• DATASET ENTRIES:
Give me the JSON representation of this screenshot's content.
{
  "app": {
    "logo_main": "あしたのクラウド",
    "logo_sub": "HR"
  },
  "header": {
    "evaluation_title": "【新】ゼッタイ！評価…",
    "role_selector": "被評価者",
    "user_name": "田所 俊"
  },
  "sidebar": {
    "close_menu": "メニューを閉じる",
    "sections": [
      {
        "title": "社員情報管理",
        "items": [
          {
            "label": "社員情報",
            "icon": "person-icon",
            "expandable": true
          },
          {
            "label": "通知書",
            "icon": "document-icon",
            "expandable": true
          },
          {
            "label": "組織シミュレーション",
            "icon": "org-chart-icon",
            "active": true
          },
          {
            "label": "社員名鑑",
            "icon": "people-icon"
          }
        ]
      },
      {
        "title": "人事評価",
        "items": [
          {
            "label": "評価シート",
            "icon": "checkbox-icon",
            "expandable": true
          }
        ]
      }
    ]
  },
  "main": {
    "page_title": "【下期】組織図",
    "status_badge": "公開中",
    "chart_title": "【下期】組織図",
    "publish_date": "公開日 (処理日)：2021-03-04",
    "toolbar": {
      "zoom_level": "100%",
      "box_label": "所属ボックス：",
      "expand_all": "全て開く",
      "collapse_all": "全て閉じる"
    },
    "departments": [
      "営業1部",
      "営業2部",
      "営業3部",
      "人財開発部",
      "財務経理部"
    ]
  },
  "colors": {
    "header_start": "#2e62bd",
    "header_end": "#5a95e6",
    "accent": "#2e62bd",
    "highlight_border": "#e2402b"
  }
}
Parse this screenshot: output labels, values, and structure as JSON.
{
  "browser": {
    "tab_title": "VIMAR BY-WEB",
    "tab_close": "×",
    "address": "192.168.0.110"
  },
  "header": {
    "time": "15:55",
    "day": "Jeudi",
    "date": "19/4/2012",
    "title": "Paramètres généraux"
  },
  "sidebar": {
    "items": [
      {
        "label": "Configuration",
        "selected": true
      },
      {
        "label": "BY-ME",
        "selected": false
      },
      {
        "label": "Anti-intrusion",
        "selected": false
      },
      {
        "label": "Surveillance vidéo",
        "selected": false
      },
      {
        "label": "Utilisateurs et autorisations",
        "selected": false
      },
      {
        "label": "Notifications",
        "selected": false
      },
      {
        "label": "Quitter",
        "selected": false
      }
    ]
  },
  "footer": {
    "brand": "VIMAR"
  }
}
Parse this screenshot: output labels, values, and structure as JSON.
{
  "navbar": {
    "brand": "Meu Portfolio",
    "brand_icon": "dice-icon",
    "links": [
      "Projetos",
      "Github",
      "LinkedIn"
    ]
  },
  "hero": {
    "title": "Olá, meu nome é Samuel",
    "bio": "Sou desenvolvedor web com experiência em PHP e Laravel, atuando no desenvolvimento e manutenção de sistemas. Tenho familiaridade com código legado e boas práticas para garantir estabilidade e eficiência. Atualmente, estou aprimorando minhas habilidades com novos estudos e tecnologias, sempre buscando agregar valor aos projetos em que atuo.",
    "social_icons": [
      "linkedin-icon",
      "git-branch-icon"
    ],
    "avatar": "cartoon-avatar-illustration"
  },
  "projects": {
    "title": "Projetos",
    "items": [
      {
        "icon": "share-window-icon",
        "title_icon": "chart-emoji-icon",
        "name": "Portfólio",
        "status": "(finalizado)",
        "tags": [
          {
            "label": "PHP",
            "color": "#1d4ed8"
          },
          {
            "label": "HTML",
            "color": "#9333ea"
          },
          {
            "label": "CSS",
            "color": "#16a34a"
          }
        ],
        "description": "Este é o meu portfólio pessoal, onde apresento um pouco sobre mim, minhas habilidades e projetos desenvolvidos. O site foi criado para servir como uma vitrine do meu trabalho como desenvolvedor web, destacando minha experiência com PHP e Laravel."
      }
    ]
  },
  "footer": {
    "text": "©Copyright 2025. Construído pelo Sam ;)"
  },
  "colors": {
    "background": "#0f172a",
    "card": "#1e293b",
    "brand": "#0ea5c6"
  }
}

• GIVEN INSTRUCTION: Your task is to print all of the records exactly.

• WRITTEN RESPONSE:
Give me the JSON representation of this screenshot's content.
{
  "app": {
    "logo_main": "あしたのクラウド",
    "logo_sub": "HR"
  },
  "header": {
    "evaluation_title": "【新】ゼッタイ！評価…",
    "role_selector": "被評価者",
    "user_name": "田所 俊"
  },
  "sidebar": {
    "close_menu": "メニューを閉じる",
    "sections": [
      {
        "title": "社員情報管理",
        "items": [
          {
            "label": "社員情報",
            "icon": "person-icon",
            "expandable": true
          },
          {
            "label": "通知書",
            "icon": "document-icon",
            "expandable": true
          },
          {
            "label": "組織シミュレーション",
            "icon": "org-chart-icon",
            "active": true
          },
          {
            "label": "社員名鑑",
            "icon": "people-icon"
          }
        ]
      },
      {
        "title": "人事評価",
        "items": [
          {
            "label": "評価シート",
            "icon": "checkbox-icon",
            "expandable": true
          }
        ]
      }
    ]
  },
  "main": {
    "page_title": "【下期】組織図",
    "status_badge": "公開中",
    "chart_title": "【下期】組織図",
    "publish_date": "公開日 (処理日)：2021-03-04",
    "toolbar": {
      "zoom_level": "100%",
      "box_label": "所属ボックス：",
      "expand_all": "全て開く",
      "collapse_all": "全て閉じる"
    },
    "departments": [
      "営業1部",
      "営業2部",
      "営業3部",
      "人財開発部",
      "財務経理部"
    ]
  },
  "colors": {
    "header_start": "#2e62bd",
    "header_end": "#5a95e6",
    "accent": "#2e62bd",
    "highlight_border": "#e2402b"
  }
}
Parse this screenshot: output labels, values, and structure as JSON.
{
  "browser": {
    "tab_title": "VIMAR BY-WEB",
    "tab_close": "×",
    "address": "192.168.0.110"
  },
  "header": {
    "time": "15:55",
    "day": "Jeudi",
    "date": "19/4/2012",
    "title": "Paramètres généraux"
  },
  "sidebar": {
    "items": [
      {
        "label": "Configuration",
        "selected": true
      },
      {
        "label": "BY-ME",
        "selected": false
      },
      {
        "label": "Anti-intrusion",
        "selected": false
      },
      {
        "label": "Surveillance vidéo",
        "selected": false
      },
      {
        "label": "Utilisateurs et autorisations",
        "selected": false
      },
      {
        "label": "Notifications",
        "selected": false
      },
      {
        "label": "Quitter",
        "selected": false
      }
    ]
  },
  "footer": {
    "brand": "VIMAR"
  }
}
Parse this screenshot: output labels, values, and structure as JSON.
{
  "navbar": {
    "brand": "Meu Portfolio",
    "brand_icon": "dice-icon",
    "links": [
      "Projetos",
      "Github",
      "LinkedIn"
    ]
  },
  "hero": {
    "title": "Olá, meu nome é Samuel",
    "bio": "Sou desenvolvedor web com experiência em PHP e Laravel, atuando no desenvolvimento e manutenção de sistemas. Tenho familiaridade com código legado e boas práticas para garantir estabilidade e eficiência. Atualmente, estou aprimorando minhas habilidades com novos estudos e tecnologias, sempre buscando agregar valor aos projetos em que atuo.",
    "social_icons": [
      "linkedin-icon",
      "git-branch-icon"
    ],
    "avatar": "cartoon-avatar-illustration"
  },
  "projects": {
    "title": "Projetos",
    "items": [
      {
        "icon": "share-window-icon",
        "title_icon": "chart-emoji-icon",
        "name": "Portfólio",
        "status": "(finalizado)",
        "tags": [
          {
            "label": "PHP",
            "color": "#1d4ed8"
          },
          {
            "label": "HTML",
            "color": "#9333ea"
          },
          {
            "label": "CSS",
            "color": "#16a34a"
          }
        ],
        "description": "Este é o meu portfólio pessoal, onde apresento um pouco sobre mim, minhas habilidades e projetos desenvolvidos. O site foi criado para servir como uma vitrine do meu trabalho como desenvolvedor web, destacando minha experiência com PHP e Laravel."
      }
    ]
  },
  "footer": {
    "text": "©Copyright 2025. Construído pelo Sam ;)"
  },
  "colors": {
    "background": "#0f172a",
    "card": "#1e293b",
    "brand": "#0ea5c6"
  }
}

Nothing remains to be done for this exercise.